-- DO THIS --
Rewrite every item with "bbox" replaced by "bounding box", changing nothing else. Omit the pictures from your answer.
-- BEGIN RECORDS TO PROCESS --
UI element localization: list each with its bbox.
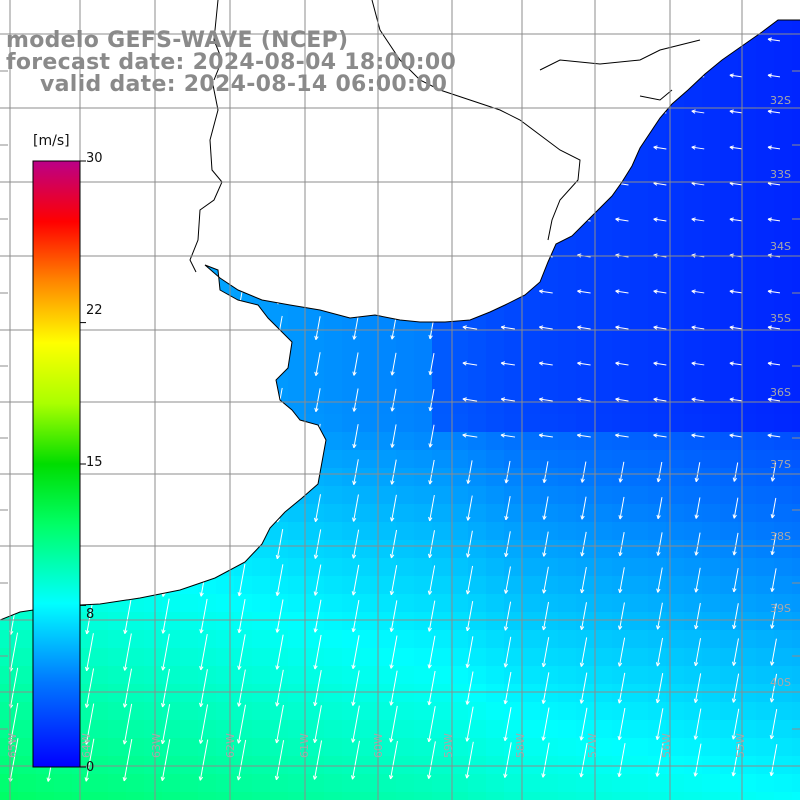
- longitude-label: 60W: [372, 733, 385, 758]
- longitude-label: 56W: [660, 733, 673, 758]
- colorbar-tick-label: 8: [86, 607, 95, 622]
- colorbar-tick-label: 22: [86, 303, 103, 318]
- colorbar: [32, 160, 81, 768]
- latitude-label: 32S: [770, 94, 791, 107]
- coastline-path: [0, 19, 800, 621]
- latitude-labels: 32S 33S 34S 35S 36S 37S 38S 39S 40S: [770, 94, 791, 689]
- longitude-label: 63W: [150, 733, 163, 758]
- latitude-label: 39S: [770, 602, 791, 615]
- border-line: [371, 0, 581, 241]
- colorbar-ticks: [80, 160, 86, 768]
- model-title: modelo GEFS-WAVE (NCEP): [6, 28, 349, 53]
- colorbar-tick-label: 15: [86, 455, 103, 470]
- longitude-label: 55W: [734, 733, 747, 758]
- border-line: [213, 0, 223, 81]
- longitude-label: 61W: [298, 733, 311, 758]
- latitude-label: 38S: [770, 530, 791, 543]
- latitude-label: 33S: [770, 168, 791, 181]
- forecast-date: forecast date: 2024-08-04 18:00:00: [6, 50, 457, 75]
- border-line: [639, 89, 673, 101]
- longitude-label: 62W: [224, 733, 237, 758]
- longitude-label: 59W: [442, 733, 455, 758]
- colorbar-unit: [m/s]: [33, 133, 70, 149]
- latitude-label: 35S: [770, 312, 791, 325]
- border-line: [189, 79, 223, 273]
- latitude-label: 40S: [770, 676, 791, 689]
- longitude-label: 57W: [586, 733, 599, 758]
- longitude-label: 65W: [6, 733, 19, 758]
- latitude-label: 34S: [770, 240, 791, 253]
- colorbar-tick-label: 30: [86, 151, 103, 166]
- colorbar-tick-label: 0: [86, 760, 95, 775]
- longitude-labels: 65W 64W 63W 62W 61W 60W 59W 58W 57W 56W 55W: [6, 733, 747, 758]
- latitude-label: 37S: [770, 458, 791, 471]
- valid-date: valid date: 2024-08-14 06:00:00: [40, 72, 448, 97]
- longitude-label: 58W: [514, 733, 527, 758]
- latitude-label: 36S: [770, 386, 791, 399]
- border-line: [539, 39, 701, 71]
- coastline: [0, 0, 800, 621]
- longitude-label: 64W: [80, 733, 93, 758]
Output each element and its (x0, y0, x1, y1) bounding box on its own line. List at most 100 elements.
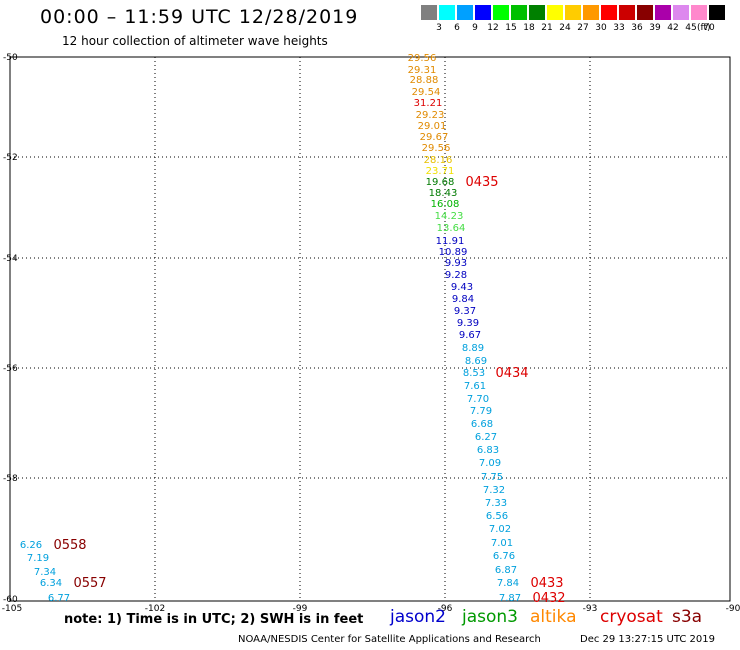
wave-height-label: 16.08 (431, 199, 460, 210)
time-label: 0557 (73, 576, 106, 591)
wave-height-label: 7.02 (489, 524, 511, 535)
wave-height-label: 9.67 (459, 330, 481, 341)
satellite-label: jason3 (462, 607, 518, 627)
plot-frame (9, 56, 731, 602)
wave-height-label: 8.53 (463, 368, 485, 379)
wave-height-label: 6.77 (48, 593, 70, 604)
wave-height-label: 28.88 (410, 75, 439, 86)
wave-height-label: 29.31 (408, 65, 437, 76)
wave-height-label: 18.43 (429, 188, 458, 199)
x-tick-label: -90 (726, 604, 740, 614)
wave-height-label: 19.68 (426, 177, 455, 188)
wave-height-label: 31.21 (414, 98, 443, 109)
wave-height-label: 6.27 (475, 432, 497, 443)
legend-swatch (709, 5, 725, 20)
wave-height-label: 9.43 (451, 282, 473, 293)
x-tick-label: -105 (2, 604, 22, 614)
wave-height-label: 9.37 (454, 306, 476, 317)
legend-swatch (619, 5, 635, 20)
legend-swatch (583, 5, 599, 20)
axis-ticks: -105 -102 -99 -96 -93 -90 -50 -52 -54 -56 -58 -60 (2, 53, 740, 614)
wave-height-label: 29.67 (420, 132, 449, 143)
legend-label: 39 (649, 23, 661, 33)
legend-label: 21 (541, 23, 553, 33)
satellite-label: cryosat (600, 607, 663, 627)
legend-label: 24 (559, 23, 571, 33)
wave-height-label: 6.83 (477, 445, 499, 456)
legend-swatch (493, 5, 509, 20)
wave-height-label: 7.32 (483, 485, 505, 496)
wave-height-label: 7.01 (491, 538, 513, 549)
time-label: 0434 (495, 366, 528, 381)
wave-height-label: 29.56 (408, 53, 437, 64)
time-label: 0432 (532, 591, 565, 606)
-- END RECORDS TO PROCESS --
-- RIGHT ANSWER --
UI element localization: list each with its bounding box.
- longitude-label: 60W: [372, 733, 385, 758]
- longitude-label: 56W: [660, 733, 673, 758]
- colorbar-tick-label: 8: [86, 607, 95, 622]
- colorbar-tick-label: 22: [86, 303, 103, 318]
- colorbar: [32, 160, 81, 768]
- latitude-label: 32S: [770, 94, 791, 107]
- coastline-path: [0, 19, 800, 621]
- latitude-labels: 32S 33S 34S 35S 36S 37S 38S 39S 40S: [770, 94, 791, 689]
- longitude-label: 63W: [150, 733, 163, 758]
- latitude-label: 39S: [770, 602, 791, 615]
- border-line: [371, 0, 581, 241]
- colorbar-ticks: [80, 160, 86, 768]
- model-title: modelo GEFS-WAVE (NCEP): [6, 28, 349, 53]
- colorbar-tick-label: 15: [86, 455, 103, 470]
- longitude-label: 55W: [734, 733, 747, 758]
- border-line: [213, 0, 223, 81]
- longitude-label: 61W: [298, 733, 311, 758]
- latitude-label: 38S: [770, 530, 791, 543]
- latitude-label: 33S: [770, 168, 791, 181]
- forecast-date: forecast date: 2024-08-04 18:00:00: [6, 50, 457, 75]
- border-line: [639, 89, 673, 101]
- longitude-label: 62W: [224, 733, 237, 758]
- longitude-label: 59W: [442, 733, 455, 758]
- colorbar-unit: [m/s]: [33, 133, 70, 149]
- latitude-label: 35S: [770, 312, 791, 325]
- border-line: [189, 79, 223, 273]
- latitude-label: 40S: [770, 676, 791, 689]
- longitude-label: 57W: [586, 733, 599, 758]
- longitude-label: 65W: [6, 733, 19, 758]
- latitude-label: 34S: [770, 240, 791, 253]
- colorbar-tick-label: 30: [86, 151, 103, 166]
- colorbar-tick-label: 0: [86, 760, 95, 775]
- longitude-labels: 65W 64W 63W 62W 61W 60W 59W 58W 57W 56W 55W: [6, 733, 747, 758]
- latitude-label: 37S: [770, 458, 791, 471]
- valid-date: valid date: 2024-08-14 06:00:00: [40, 72, 448, 97]
- longitude-label: 58W: [514, 733, 527, 758]
- latitude-label: 36S: [770, 386, 791, 399]
- border-line: [539, 39, 701, 71]
- coastline: [0, 0, 800, 621]
- longitude-label: 64W: [80, 733, 93, 758]
Output each element and its (x0, y0, x1, y1) bounding box on its own line. List at most 100 elements.
wave-height-label: 16.08 (431, 199, 460, 210)
time-label: 0557 (73, 576, 106, 591)
wave-height-label: 7.02 (489, 524, 511, 535)
wave-height-label: 9.67 (459, 330, 481, 341)
satellite-label: jason3 (462, 607, 518, 627)
plot-frame (9, 56, 731, 602)
wave-height-label: 8.53 (463, 368, 485, 379)
wave-height-label: 6.77 (48, 593, 70, 604)
wave-height-label: 28.88 (410, 75, 439, 86)
wave-height-label: 29.31 (408, 65, 437, 76)
wave-height-label: 18.43 (429, 188, 458, 199)
x-tick-label: -90 (726, 604, 740, 614)
wave-height-label: 19.68 (426, 177, 455, 188)
wave-height-label: 31.21 (414, 98, 443, 109)
wave-height-label: 6.27 (475, 432, 497, 443)
legend-swatch (709, 5, 725, 20)
wave-height-label: 9.43 (451, 282, 473, 293)
x-tick-label: -105 (2, 604, 22, 614)
wave-height-label: 9.37 (454, 306, 476, 317)
legend-swatch (619, 5, 635, 20)
legend-swatch (583, 5, 599, 20)
axis-ticks: -105 -102 -99 -96 -93 -90 -50 -52 -54 -56 -58 -60 (2, 53, 740, 614)
wave-height-label: 29.67 (420, 132, 449, 143)
legend-label: 39 (649, 23, 661, 33)
legend-label: 21 (541, 23, 553, 33)
satellite-label: cryosat (600, 607, 663, 627)
legend-label: 24 (559, 23, 571, 33)
wave-height-label: 6.83 (477, 445, 499, 456)
legend-swatch (493, 5, 509, 20)
wave-height-label: 7.32 (483, 485, 505, 496)
wave-height-label: 7.01 (491, 538, 513, 549)
time-label: 0434 (495, 366, 528, 381)
wave-height-label: 29.56 (408, 53, 437, 64)
time-label: 0432 (532, 591, 565, 606)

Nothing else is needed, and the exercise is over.